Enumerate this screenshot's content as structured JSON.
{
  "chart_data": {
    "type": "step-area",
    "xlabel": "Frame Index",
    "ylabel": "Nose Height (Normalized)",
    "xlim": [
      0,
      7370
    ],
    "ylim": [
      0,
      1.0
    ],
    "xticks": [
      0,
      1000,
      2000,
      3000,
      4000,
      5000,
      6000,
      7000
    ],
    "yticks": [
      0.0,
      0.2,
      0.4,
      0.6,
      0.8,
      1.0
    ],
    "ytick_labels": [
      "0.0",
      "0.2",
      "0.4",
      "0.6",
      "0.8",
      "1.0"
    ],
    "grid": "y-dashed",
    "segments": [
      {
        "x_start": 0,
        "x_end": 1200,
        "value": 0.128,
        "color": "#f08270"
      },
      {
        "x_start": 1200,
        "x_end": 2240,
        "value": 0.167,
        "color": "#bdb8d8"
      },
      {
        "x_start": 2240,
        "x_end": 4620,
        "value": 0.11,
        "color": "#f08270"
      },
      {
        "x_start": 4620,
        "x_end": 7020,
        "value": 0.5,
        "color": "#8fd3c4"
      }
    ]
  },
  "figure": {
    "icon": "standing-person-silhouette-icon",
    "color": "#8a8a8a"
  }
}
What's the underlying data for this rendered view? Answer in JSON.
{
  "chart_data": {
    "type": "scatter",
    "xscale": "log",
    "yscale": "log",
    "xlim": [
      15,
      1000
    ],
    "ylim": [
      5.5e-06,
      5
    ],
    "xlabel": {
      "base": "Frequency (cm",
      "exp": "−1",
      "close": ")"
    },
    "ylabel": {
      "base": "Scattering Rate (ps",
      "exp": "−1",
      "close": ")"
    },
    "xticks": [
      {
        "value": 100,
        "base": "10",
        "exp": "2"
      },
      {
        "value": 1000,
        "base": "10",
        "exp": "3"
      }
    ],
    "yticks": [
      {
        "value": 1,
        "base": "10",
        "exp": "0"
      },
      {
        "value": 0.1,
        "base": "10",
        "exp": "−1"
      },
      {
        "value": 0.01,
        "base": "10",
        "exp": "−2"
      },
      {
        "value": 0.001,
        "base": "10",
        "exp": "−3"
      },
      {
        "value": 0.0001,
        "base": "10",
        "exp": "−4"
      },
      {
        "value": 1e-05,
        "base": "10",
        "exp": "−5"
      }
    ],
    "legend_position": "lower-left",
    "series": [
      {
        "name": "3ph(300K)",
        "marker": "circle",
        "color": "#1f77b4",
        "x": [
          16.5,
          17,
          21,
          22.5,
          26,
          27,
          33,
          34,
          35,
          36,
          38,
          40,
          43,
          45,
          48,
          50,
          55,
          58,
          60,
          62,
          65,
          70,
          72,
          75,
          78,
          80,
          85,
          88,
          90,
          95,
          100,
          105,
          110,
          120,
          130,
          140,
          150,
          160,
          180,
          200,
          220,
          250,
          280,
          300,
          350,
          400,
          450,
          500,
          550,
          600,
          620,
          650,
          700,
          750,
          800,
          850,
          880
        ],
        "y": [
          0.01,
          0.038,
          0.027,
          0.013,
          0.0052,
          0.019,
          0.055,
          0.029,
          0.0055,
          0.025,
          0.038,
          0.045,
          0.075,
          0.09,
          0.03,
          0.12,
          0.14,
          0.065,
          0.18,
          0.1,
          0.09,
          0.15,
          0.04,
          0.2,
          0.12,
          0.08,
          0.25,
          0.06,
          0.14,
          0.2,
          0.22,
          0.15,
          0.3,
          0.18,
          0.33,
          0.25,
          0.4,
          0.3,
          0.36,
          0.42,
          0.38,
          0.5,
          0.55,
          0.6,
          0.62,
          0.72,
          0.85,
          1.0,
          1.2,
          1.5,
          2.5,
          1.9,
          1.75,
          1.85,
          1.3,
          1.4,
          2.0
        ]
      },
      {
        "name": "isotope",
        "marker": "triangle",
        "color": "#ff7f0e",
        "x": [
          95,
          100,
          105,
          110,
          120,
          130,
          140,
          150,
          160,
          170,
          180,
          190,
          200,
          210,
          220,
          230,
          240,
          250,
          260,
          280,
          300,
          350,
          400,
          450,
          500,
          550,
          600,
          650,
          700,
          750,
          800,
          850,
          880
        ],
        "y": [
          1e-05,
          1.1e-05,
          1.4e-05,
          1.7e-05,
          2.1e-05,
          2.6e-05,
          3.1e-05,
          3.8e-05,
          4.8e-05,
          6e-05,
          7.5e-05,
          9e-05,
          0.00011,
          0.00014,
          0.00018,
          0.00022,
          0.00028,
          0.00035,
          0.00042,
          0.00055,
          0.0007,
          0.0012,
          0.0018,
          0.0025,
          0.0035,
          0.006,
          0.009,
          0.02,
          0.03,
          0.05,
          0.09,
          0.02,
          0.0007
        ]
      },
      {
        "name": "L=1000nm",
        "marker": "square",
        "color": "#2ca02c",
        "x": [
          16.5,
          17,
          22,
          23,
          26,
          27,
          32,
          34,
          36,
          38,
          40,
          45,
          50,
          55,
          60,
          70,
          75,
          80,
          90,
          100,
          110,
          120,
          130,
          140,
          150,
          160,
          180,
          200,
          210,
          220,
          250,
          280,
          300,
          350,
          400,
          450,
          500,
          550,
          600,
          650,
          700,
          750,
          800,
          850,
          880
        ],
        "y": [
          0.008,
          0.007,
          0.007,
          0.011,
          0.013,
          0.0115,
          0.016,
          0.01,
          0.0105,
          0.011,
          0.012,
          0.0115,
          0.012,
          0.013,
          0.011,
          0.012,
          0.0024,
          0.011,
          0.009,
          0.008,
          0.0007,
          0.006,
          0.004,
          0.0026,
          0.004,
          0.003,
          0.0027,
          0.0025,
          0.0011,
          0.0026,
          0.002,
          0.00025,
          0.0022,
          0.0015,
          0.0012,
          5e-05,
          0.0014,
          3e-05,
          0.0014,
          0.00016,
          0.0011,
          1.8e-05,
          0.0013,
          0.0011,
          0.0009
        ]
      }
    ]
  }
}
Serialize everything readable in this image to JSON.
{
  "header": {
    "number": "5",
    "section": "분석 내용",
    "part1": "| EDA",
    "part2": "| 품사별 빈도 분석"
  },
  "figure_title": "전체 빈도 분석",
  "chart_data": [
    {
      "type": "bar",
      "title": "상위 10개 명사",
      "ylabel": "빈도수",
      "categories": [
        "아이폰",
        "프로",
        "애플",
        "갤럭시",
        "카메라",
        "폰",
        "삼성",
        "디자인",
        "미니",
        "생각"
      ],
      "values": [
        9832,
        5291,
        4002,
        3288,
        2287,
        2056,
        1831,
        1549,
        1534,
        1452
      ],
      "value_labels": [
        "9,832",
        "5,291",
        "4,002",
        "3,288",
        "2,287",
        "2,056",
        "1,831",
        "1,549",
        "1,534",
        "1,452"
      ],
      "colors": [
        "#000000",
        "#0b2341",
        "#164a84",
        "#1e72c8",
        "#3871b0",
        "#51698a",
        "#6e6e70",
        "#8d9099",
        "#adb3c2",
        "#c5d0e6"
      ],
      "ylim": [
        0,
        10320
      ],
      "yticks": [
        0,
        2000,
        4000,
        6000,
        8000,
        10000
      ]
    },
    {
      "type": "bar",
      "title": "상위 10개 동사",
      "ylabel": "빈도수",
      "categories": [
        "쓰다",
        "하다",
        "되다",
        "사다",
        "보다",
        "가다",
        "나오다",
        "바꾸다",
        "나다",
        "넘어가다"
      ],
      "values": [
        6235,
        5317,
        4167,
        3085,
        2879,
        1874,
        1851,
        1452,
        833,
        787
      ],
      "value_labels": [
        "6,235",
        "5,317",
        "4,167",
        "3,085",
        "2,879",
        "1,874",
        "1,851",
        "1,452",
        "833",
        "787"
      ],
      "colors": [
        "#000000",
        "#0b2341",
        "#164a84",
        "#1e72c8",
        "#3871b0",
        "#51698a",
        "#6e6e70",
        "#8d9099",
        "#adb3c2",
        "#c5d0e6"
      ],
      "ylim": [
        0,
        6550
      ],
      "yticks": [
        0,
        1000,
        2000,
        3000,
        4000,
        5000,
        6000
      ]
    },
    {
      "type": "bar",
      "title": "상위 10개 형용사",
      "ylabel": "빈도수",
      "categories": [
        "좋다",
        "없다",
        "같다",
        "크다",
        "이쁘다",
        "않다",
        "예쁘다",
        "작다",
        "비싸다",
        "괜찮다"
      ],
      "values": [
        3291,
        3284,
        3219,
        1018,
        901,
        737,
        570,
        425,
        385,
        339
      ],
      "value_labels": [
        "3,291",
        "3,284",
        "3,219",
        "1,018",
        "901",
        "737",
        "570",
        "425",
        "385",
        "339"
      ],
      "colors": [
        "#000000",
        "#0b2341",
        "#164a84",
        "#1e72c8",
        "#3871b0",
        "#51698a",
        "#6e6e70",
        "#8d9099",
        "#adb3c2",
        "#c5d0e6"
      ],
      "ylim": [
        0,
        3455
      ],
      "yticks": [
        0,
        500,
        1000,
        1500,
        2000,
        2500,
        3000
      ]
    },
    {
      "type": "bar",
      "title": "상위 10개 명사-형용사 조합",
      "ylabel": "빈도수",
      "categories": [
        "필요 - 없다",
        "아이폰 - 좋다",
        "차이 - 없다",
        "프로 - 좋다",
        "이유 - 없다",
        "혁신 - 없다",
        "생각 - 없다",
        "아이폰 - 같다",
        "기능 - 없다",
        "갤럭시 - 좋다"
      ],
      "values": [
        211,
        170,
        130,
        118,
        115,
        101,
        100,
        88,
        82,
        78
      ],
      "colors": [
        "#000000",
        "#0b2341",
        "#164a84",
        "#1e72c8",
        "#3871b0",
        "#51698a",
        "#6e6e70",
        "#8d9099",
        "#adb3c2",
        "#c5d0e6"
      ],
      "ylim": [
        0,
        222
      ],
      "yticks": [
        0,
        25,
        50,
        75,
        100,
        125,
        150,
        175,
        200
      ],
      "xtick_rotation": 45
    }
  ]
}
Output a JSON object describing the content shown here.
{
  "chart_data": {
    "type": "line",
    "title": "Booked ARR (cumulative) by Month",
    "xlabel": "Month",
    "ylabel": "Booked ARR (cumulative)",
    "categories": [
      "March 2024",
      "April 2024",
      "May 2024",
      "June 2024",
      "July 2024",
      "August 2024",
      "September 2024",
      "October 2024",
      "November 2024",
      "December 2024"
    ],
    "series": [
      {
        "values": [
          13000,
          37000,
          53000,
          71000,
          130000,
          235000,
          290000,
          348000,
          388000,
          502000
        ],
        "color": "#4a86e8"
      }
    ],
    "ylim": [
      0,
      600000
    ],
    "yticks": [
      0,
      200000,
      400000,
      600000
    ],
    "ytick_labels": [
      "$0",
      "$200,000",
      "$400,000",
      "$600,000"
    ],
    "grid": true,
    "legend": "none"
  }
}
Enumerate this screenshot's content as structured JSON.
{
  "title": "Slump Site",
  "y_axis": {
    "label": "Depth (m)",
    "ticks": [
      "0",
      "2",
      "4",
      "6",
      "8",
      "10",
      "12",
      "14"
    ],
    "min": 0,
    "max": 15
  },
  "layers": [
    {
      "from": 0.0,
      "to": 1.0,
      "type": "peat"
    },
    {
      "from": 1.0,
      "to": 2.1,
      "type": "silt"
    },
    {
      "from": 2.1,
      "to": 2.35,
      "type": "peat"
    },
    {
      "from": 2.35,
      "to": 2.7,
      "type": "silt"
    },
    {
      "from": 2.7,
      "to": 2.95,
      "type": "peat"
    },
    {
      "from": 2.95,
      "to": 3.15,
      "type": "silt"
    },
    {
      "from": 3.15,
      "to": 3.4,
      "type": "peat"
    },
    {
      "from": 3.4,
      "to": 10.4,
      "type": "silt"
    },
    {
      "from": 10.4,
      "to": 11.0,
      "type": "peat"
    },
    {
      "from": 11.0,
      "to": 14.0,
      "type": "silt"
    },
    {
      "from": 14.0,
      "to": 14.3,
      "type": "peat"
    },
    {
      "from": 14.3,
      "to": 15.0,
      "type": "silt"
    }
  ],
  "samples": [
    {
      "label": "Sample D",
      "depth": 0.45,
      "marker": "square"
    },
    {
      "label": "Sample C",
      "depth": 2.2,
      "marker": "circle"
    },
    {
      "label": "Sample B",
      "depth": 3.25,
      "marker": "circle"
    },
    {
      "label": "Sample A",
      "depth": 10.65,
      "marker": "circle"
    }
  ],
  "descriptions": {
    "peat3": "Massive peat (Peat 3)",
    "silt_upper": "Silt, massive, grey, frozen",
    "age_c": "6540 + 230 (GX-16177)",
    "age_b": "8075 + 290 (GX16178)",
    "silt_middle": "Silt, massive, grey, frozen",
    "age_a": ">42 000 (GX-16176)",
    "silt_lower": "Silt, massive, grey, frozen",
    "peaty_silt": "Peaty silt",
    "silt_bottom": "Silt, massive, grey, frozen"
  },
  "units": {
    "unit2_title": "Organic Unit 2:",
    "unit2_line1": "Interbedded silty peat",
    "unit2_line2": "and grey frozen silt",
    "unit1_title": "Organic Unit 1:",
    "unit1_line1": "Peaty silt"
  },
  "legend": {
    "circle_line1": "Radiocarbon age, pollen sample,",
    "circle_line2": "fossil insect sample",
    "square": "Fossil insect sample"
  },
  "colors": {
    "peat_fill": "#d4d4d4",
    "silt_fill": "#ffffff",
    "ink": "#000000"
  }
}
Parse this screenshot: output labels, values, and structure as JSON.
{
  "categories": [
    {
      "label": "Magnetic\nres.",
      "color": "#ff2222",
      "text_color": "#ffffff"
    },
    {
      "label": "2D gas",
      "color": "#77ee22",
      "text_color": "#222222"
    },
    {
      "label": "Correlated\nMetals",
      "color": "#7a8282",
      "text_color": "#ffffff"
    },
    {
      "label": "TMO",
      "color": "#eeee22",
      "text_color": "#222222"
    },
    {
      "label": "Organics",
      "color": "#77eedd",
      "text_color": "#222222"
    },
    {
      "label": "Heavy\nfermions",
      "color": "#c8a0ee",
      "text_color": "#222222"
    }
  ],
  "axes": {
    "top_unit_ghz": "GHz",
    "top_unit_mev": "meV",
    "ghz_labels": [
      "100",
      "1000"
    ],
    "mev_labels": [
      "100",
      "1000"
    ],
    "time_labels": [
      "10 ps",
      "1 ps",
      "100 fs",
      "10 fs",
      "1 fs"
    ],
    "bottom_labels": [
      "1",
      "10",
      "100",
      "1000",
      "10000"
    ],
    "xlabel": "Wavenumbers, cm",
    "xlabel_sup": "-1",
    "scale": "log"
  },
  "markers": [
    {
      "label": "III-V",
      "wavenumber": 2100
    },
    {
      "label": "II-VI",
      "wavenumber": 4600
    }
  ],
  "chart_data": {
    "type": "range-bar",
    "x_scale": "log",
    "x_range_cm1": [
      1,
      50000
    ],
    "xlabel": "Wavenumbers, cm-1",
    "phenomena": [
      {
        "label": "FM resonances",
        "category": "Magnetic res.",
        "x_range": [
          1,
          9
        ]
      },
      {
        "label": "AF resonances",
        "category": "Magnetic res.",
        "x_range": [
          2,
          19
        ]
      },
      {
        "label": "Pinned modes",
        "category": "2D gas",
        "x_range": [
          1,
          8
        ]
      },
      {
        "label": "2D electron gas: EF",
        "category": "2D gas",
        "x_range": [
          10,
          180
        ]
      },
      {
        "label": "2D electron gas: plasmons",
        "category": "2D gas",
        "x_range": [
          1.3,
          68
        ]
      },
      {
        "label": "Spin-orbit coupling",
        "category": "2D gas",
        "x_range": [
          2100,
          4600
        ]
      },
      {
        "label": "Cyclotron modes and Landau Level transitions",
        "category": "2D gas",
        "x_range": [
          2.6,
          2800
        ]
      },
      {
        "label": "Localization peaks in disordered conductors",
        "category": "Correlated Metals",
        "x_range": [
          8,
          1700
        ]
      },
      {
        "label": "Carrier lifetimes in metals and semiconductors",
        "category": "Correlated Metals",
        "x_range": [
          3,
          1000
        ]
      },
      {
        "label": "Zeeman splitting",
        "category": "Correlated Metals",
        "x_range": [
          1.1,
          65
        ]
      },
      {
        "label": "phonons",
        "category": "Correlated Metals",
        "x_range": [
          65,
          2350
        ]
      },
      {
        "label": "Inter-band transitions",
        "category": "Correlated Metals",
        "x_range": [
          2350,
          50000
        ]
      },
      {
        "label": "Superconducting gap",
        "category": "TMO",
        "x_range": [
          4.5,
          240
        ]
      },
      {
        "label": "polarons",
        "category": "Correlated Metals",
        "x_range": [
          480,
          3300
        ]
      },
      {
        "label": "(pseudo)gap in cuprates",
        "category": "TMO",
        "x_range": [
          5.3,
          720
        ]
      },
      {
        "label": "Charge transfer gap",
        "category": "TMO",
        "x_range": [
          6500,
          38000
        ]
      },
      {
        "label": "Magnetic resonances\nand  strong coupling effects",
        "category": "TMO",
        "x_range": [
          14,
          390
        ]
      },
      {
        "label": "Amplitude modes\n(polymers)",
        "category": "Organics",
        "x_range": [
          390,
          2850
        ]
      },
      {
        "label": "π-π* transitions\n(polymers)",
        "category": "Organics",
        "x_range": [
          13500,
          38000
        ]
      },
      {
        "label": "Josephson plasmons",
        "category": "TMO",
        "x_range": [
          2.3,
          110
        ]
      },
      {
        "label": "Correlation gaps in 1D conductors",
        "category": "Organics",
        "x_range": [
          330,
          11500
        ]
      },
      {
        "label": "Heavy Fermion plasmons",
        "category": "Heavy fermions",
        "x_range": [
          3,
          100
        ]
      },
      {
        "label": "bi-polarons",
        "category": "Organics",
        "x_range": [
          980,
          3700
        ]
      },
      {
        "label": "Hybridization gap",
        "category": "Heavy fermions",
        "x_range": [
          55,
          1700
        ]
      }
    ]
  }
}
━━━━━━━━━━━━━━━━━━━━
## Problem details
In the entries above, find each line with the word "plasmons" and copy it.

## Written reply
        "label": "2D electron gas: plasmons",
        "label": "Josephson plasmons",
        "label": "Heavy Fermion plasmons",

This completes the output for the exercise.